§ **Task objective**: Here are some entries. Repeat all of them exactly.

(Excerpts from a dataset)

·····

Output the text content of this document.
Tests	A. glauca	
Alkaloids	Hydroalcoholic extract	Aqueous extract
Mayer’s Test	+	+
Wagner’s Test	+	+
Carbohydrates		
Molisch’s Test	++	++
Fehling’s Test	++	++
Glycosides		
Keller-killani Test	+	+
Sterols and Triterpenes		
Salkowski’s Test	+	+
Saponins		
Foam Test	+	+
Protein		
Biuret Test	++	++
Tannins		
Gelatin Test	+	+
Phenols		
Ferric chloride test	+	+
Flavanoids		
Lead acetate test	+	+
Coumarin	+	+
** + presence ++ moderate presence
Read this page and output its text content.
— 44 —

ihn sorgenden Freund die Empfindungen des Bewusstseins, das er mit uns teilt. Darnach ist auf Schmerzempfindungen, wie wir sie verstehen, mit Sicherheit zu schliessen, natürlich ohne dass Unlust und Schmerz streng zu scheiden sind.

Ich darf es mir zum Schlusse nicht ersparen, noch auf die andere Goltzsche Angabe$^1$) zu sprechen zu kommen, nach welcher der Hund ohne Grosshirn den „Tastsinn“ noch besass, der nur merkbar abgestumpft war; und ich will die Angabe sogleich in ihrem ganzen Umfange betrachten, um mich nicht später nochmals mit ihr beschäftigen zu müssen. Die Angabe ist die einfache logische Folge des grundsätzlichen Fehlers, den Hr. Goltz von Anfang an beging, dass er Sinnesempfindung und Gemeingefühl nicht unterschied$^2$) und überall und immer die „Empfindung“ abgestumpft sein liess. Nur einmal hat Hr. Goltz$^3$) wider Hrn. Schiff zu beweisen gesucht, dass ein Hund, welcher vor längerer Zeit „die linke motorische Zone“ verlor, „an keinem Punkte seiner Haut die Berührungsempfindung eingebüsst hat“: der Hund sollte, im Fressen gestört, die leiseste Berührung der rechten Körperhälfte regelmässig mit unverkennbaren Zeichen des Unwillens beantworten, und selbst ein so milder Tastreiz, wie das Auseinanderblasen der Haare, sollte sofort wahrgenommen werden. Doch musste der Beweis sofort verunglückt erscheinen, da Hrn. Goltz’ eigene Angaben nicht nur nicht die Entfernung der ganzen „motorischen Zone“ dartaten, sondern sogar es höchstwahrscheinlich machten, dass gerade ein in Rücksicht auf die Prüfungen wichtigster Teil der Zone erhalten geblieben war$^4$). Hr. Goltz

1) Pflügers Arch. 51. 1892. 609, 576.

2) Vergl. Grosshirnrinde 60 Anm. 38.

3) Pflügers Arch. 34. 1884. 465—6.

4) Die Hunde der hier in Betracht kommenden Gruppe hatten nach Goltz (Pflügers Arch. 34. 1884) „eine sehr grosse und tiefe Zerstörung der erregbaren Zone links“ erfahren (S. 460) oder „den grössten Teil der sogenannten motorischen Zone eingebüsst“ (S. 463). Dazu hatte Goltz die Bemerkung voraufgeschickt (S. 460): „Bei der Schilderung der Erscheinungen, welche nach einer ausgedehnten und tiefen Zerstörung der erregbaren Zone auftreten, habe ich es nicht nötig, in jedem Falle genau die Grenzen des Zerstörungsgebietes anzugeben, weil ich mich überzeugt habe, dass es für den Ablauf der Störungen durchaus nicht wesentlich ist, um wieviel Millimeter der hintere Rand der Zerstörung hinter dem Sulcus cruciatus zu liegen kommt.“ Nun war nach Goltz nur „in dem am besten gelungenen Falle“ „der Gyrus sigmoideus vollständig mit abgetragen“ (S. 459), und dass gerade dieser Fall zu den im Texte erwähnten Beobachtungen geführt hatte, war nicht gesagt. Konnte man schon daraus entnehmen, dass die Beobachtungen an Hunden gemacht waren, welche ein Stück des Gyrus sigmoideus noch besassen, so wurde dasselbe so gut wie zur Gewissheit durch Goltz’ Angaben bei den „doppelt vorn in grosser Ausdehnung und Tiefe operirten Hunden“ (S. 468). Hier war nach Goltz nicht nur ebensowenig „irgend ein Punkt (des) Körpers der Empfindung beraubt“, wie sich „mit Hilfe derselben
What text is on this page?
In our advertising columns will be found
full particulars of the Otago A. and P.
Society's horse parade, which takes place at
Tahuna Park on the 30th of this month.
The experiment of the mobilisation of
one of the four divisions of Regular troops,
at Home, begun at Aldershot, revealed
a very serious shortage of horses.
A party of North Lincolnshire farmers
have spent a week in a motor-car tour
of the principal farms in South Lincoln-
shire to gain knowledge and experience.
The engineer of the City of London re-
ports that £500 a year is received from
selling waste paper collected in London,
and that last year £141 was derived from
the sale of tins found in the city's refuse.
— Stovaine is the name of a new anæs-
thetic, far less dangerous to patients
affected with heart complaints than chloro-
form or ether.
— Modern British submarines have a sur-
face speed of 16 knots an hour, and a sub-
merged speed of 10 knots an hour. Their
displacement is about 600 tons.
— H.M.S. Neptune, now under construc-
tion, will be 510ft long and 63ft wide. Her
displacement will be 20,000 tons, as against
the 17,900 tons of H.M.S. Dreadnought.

·····

§ **Answer section**:
Output the text content of this document.
Tests	A. glauca	
Alkaloids	Hydroalcoholic extract	Aqueous extract
Mayer’s Test	+	+
Wagner’s Test	+	+
Carbohydrates		
Molisch’s Test	++	++
Fehling’s Test	++	++
Glycosides		
Keller-killani Test	+	+
Sterols and Triterpenes		
Salkowski’s Test	+	+
Saponins		
Foam Test	+	+
Protein		
Biuret Test	++	++
Tannins		
Gelatin Test	+	+
Phenols		
Ferric chloride test	+	+
Flavanoids		
Lead acetate test	+	+
Coumarin	+	+
** + presence ++ moderate presence
Read this page and output its text content.
— 44 —

ihn sorgenden Freund die Empfindungen des Bewusstseins, das er mit uns teilt. Darnach ist auf Schmerzempfindungen, wie wir sie verstehen, mit Sicherheit zu schliessen, natürlich ohne dass Unlust und Schmerz streng zu scheiden sind.

Ich darf es mir zum Schlusse nicht ersparen, noch auf die andere Goltzsche Angabe$^1$) zu sprechen zu kommen, nach welcher der Hund ohne Grosshirn den „Tastsinn“ noch besass, der nur merkbar abgestumpft war; und ich will die Angabe sogleich in ihrem ganzen Umfange betrachten, um mich nicht später nochmals mit ihr beschäftigen zu müssen. Die Angabe ist die einfache logische Folge des grundsätzlichen Fehlers, den Hr. Goltz von Anfang an beging, dass er Sinnesempfindung und Gemeingefühl nicht unterschied$^2$) und überall und immer die „Empfindung“ abgestumpft sein liess. Nur einmal hat Hr. Goltz$^3$) wider Hrn. Schiff zu beweisen gesucht, dass ein Hund, welcher vor längerer Zeit „die linke motorische Zone“ verlor, „an keinem Punkte seiner Haut die Berührungsempfindung eingebüsst hat“: der Hund sollte, im Fressen gestört, die leiseste Berührung der rechten Körperhälfte regelmässig mit unverkennbaren Zeichen des Unwillens beantworten, und selbst ein so milder Tastreiz, wie das Auseinanderblasen der Haare, sollte sofort wahrgenommen werden. Doch musste der Beweis sofort verunglückt erscheinen, da Hrn. Goltz’ eigene Angaben nicht nur nicht die Entfernung der ganzen „motorischen Zone“ dartaten, sondern sogar es höchstwahrscheinlich machten, dass gerade ein in Rücksicht auf die Prüfungen wichtigster Teil der Zone erhalten geblieben war$^4$). Hr. Goltz

1) Pflügers Arch. 51. 1892. 609, 576.

2) Vergl. Grosshirnrinde 60 Anm. 38.

3) Pflügers Arch. 34. 1884. 465—6.

4) Die Hunde der hier in Betracht kommenden Gruppe hatten nach Goltz (Pflügers Arch. 34. 1884) „eine sehr grosse und tiefe Zerstörung der erregbaren Zone links“ erfahren (S. 460) oder „den grössten Teil der sogenannten motorischen Zone eingebüsst“ (S. 463). Dazu hatte Goltz die Bemerkung voraufgeschickt (S. 460): „Bei der Schilderung der Erscheinungen, welche nach einer ausgedehnten und tiefen Zerstörung der erregbaren Zone auftreten, habe ich es nicht nötig, in jedem Falle genau die Grenzen des Zerstörungsgebietes anzugeben, weil ich mich überzeugt habe, dass es für den Ablauf der Störungen durchaus nicht wesentlich ist, um wieviel Millimeter der hintere Rand der Zerstörung hinter dem Sulcus cruciatus zu liegen kommt.“ Nun war nach Goltz nur „in dem am besten gelungenen Falle“ „der Gyrus sigmoideus vollständig mit abgetragen“ (S. 459), und dass gerade dieser Fall zu den im Texte erwähnten Beobachtungen geführt hatte, war nicht gesagt. Konnte man schon daraus entnehmen, dass die Beobachtungen an Hunden gemacht waren, welche ein Stück des Gyrus sigmoideus noch besassen, so wurde dasselbe so gut wie zur Gewissheit durch Goltz’ Angaben bei den „doppelt vorn in grosser Ausdehnung und Tiefe operirten Hunden“ (S. 468). Hier war nach Goltz nicht nur ebensowenig „irgend ein Punkt (des) Körpers der Empfindung beraubt“, wie sich „mit Hilfe derselben
What text is on this page?
In our advertising columns will be found
full particulars of the Otago A. and P.
Society's horse parade, which takes place at
Tahuna Park on the 30th of this month.
The experiment of the mobilisation of
one of the four divisions of Regular troops,
at Home, begun at Aldershot, revealed
a very serious shortage of horses.
A party of North Lincolnshire farmers
have spent a week in a motor-car tour
of the principal farms in South Lincoln-
shire to gain knowledge and experience.
The engineer of the City of London re-
ports that £500 a year is received from
selling waste paper collected in London,
and that last year £141 was derived from
the sale of tins found in the city's refuse.
— Stovaine is the name of a new anæs-
thetic, far less dangerous to patients
affected with heart complaints than chloro-
form or ether.
— Modern British submarines have a sur-
face speed of 16 knots an hour, and a sub-
merged speed of 10 knots an hour. Their
displacement is about 600 tons.
— H.M.S. Neptune, now under construc-
tion, will be 510ft long and 63ft wide. Her
displacement will be 20,000 tons, as against
the 17,900 tons of H.M.S. Dreadnought.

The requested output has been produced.